▸ **TASK TO CARRY OUT**: Look through the data for the string "Degree". Copy every line where it is found.

───── THE DATA ─────

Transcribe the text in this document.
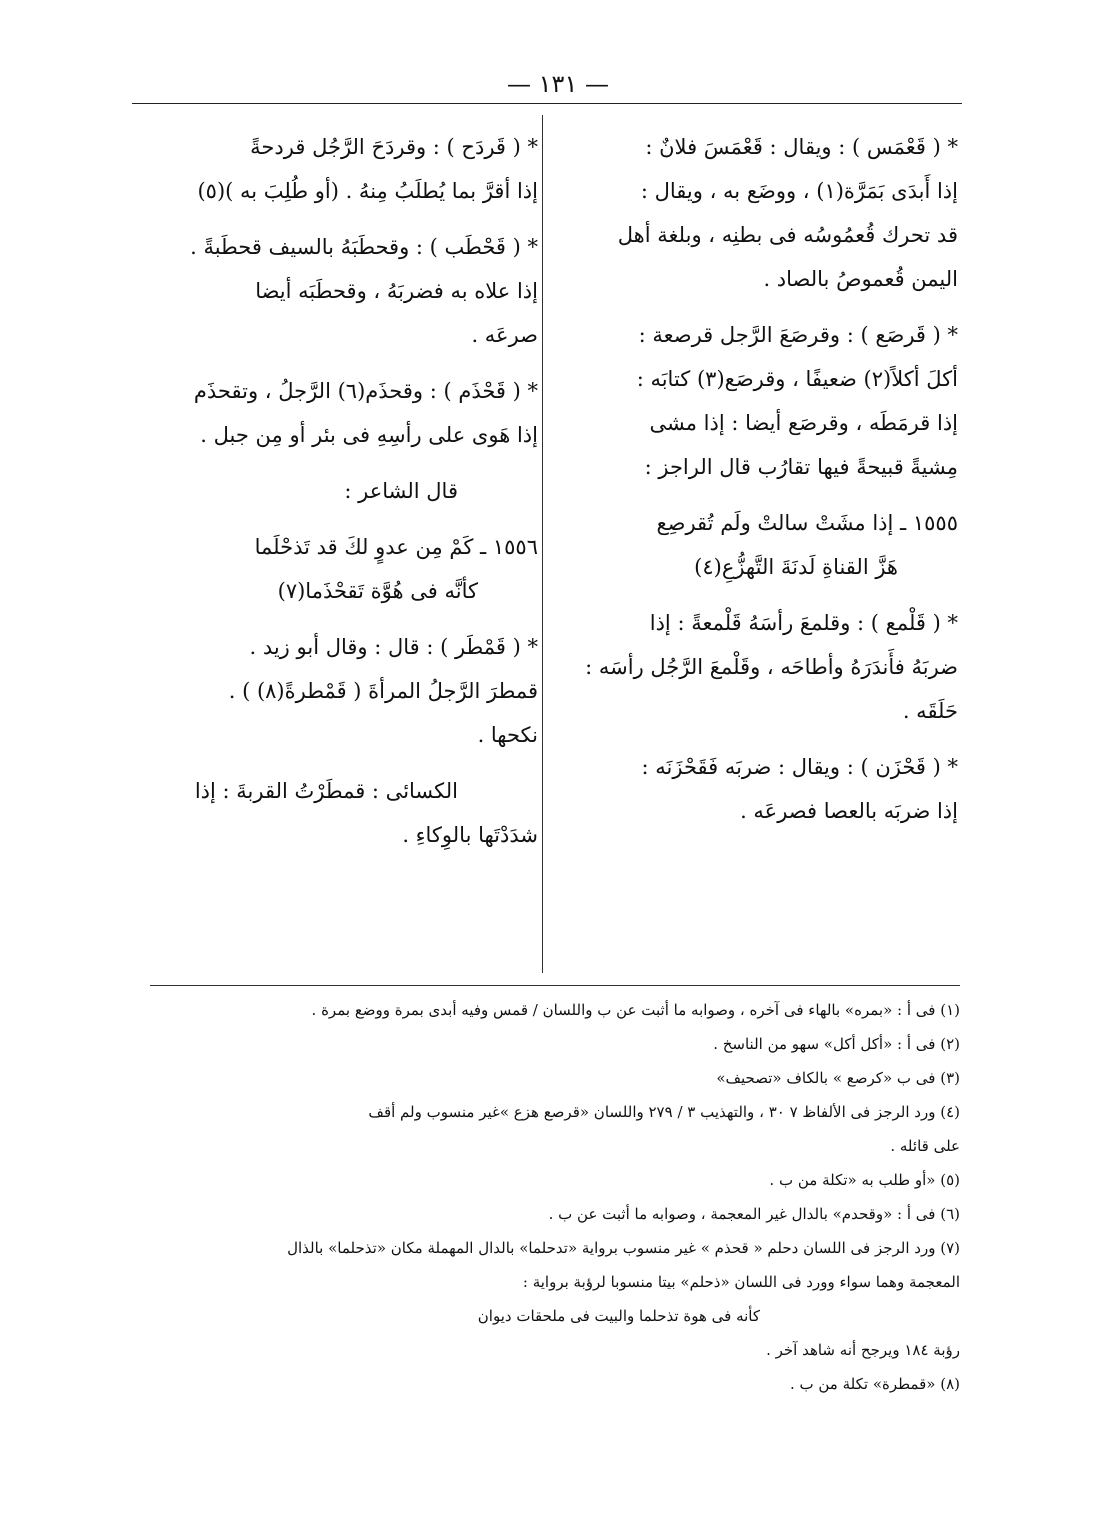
— ١٣١ —
* ( قَعْمَس ) : ويقال : قَعْمَسَ فلانٌ :
إذا أَبدَى بَمَرَّة(١) ، ووضَع به ، ويقال :
قد تحرك قُعمُوسُه فى بطنِه ، وبلغة أهل
اليمن قُعموصُ بالصاد .
* ( قَرصَع ) : وقرصَعَ الرَّجل قرصعة :
أكلَ أكلاً(٢) ضعيفًا ، وقرصَع(٣) كتابَه :
إذا قرمَطَه ، وقرصَع أيضا : إذا مشى
مِشيةً قبيحةً فيها تقارُب قال الراجز :
١٥٥٥ ـ إذا مشَتْ سالتْ ولَم تُقرصِع
هَزَّ القناةِ لَدنَةَ التَّهزُّعِ(٤)
* ( قَلْمع ) : وقلمعَ رأسَهُ قَلْمعةً : إذا
ضربَهُ فأَندَرَهُ وأطاحَه ، وقَلْمعَ الرَّجُل رأسَه :
حَلَقَه .
* ( قَحْزَن ) : ويقال : ضربَه فَقَحْزَنَه :
إذا ضربَه بالعصا فصرعَه .
* ( قَردَح ) : وقردَحَ الرَّجُل قردحةً
إذا أقرَّ بما يُطلَبُ مِنهُ . (أو طُلِبَ به )(٥)
* ( قَحْطَب ) : وقحطَبَهُ بالسيف قحطَبةً .
إذا علاه به فضربَهُ ، وقحطَبَه أيضا
صرعَه .
* ( قَحْذَم ) : وقحذَم(٦) الرَّجلُ ، وتقحذَم
إذا هَوى على رأسِهِ فى بئر أو مِن جبل .
قال الشاعر :
١٥٥٦ ـ كَمْ مِن عدوٍ لكَ قد تَذحْلَما
كأنَّه فى هُوَّة تَقحْذَما(٧)
* ( قَمْطَر ) : قال : وقال أبو زيد .
قمطرَ الرَّجلُ المرأةَ ( قَمْطرةً(٨) ) .
نكحها .
الكسائى : قمطَرْتُ القربةَ : إذا
شدَدْتَها بالوِكاءِ .
(١) فى أ : «بمره» بالهاء فى آخره ، وصوابه ما أثبت عن ب واللسان / قمس وفيه أبدى بمرة ووضع بمرة .
(٢) فى أ : «أكل أكل» سهو من الناسخ .
(٣) فى ب «كرصع » بالكاف «تصحيف»
(٤) ورد الرجز فى الألفاظ ٧ ٣٠ ، والتهذيب ٣ / ٢٧٩ واللسان «قرصع هزع »غير منسوب ولم أقف
على قائله .
(٥) «أو طلب به «تكلة من ب .
(٦) فى أ : «وقحدم» بالدال غير المعجمة ، وصوابه ما أثبت عن ب .
(٧) ورد الرجز فى اللسان دحلم « قحذم » غير منسوب برواية «تدحلما» بالدال المهملة مكان «تذحلما» بالذال
المعجمة وهما سواء وورد فى اللسان «ذحلم» بيتا منسوبا لرؤبة برواية :
كأنه فى هوة تذحلما والبيت فى ملحقات ديوان
رؤبة ١٨٤ ويرجح أنه شاهد آخر .
(٨) «قمطرة» تكلة من ب .
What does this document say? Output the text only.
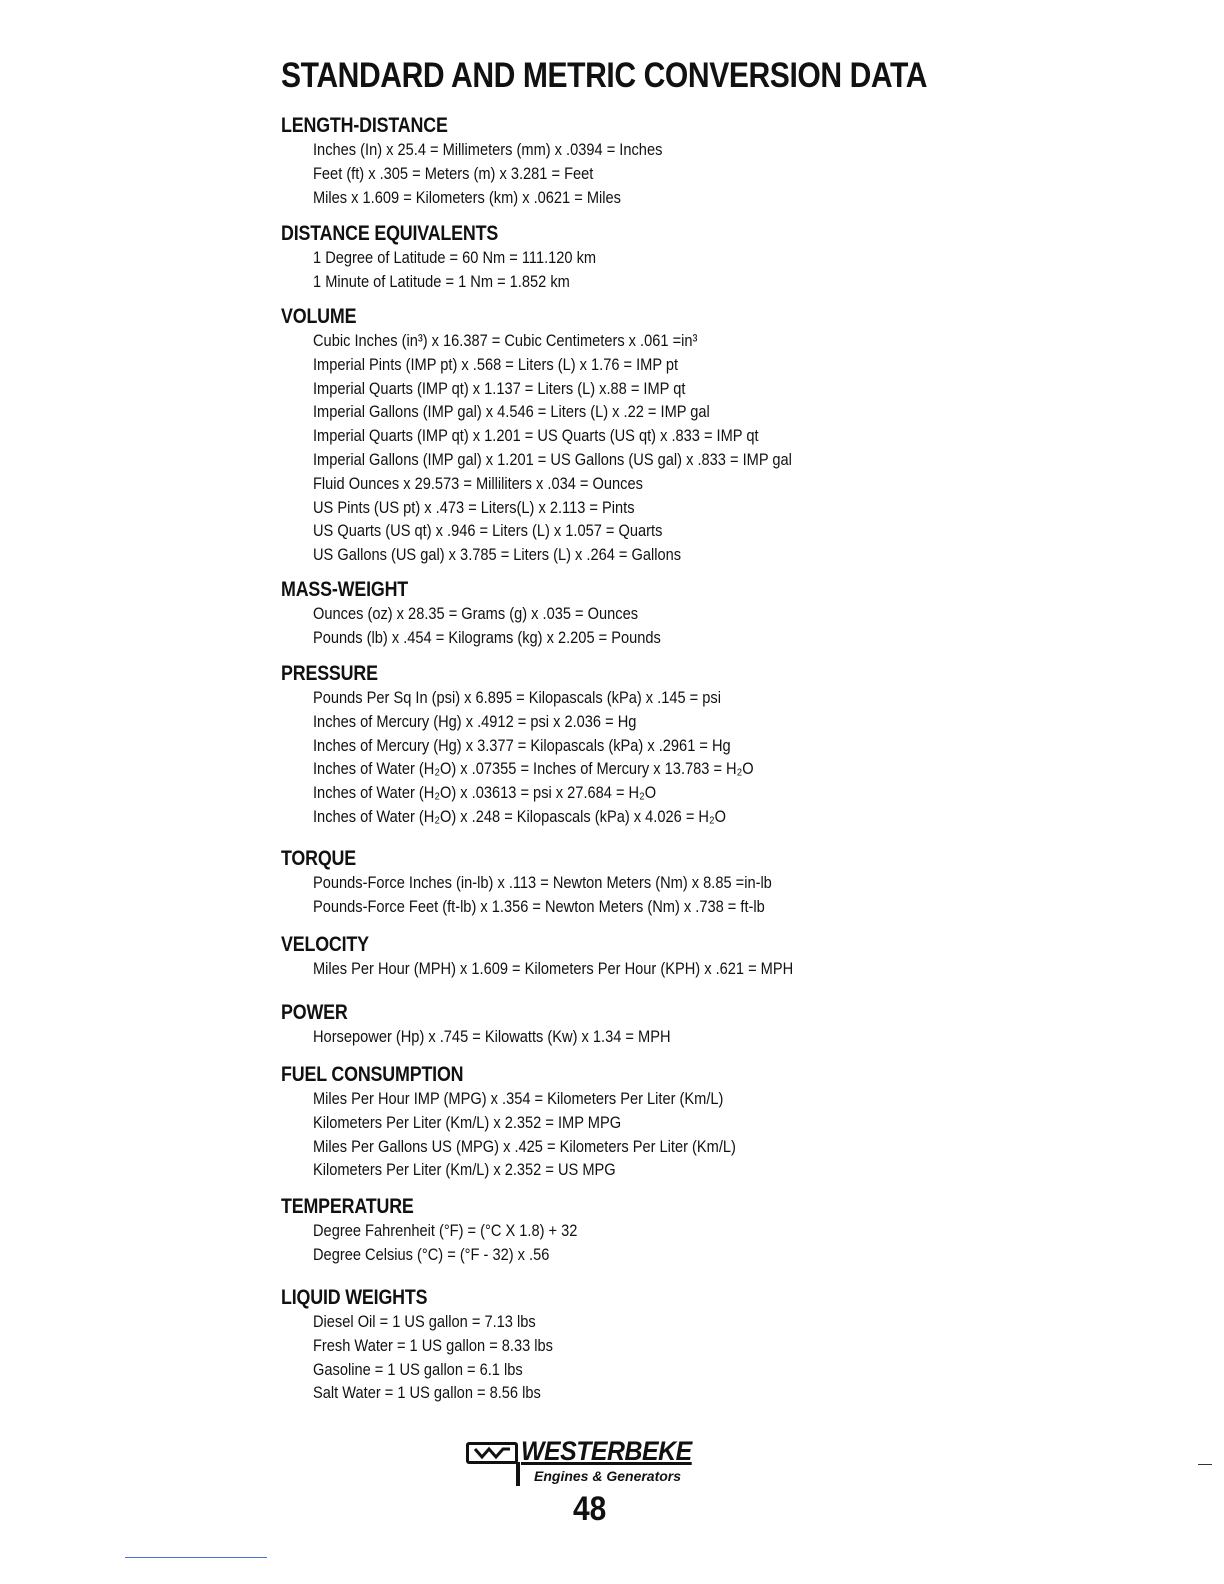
STANDARD AND METRIC CONVERSION DATA
LENGTH-DISTANCE
Inches (In) x 25.4 = Millimeters (mm) x .0394 = Inches
Feet (ft) x .305 = Meters (m) x 3.281 = Feet
Miles x 1.609 = Kilometers (km) x .0621 = Miles
DISTANCE EQUIVALENTS
1 Degree of Latitude = 60 Nm = 111.120 km
1 Minute of Latitude = 1 Nm = 1.852 km
VOLUME
Cubic Inches (in³) x 16.387 = Cubic Centimeters x .061 =in³
Imperial Pints (IMP pt) x .568 = Liters (L) x 1.76 = IMP pt
Imperial Quarts (IMP qt) x 1.137 = Liters (L) x.88 = IMP qt
Imperial Gallons (IMP gal) x 4.546 = Liters (L) x .22 = IMP gal
Imperial Quarts (IMP qt) x 1.201 = US Quarts (US qt) x .833 = IMP qt
Imperial Gallons (IMP gal) x 1.201 = US Gallons (US gal) x .833 = IMP gal
Fluid Ounces x 29.573 = Milliliters x .034 = Ounces
US Pints (US pt) x .473 = Liters(L) x 2.113 = Pints
US Quarts (US qt) x .946 = Liters (L) x 1.057 = Quarts
US Gallons (US gal) x 3.785 = Liters (L) x .264 = Gallons
MASS-WEIGHT
Ounces (oz) x 28.35 = Grams (g) x .035 = Ounces
Pounds (lb) x .454 = Kilograms (kg) x 2.205 = Pounds
PRESSURE
Pounds Per Sq In (psi) x 6.895 = Kilopascals (kPa) x .145 = psi
Inches of Mercury (Hg) x .4912 = psi x 2.036 = Hg
Inches of Mercury (Hg) x 3.377 = Kilopascals (kPa) x .2961 = Hg
Inches of Water (H₂O) x .07355 = Inches of Mercury x 13.783 = H₂O
Inches of Water (H₂O) x .03613 = psi x 27.684 = H₂O
Inches of Water (H₂O) x .248 = Kilopascals (kPa) x 4.026 = H₂O
TORQUE
Pounds-Force Inches (in-lb) x .113 = Newton Meters (Nm) x 8.85 =in-lb
Pounds-Force Feet (ft-lb) x 1.356 = Newton Meters (Nm) x .738 = ft-lb
VELOCITY
Miles Per Hour (MPH) x 1.609 = Kilometers Per Hour (KPH) x .621 = MPH
POWER
Horsepower (Hp) x .745 = Kilowatts (Kw) x 1.34 = MPH
FUEL CONSUMPTION
Miles Per Hour IMP (MPG) x .354 = Kilometers Per Liter (Km/L)
Kilometers Per Liter (Km/L) x 2.352 = IMP MPG
Miles Per Gallons US (MPG) x .425 = Kilometers Per Liter (Km/L)
Kilometers Per Liter (Km/L) x 2.352 = US MPG
TEMPERATURE
Degree Fahrenheit (°F) = (°C X 1.8) + 32
Degree Celsius (°C) = (°F - 32) x .56
LIQUID WEIGHTS
Diesel Oil = 1 US gallon = 7.13 lbs
Fresh Water = 1 US gallon = 8.33 lbs
Gasoline = 1 US gallon = 6.1 lbs
Salt Water = 1 US gallon = 8.56 lbs
WESTERBEKE
Engines & Generators
48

─────

▸ **WORKED SOLUTION**:
1 Degree of Latitude = 60 Nm = 111.120 km
Degree Fahrenheit (°F) = (°C X 1.8) + 32
Degree Celsius (°C) = (°F - 32) x .56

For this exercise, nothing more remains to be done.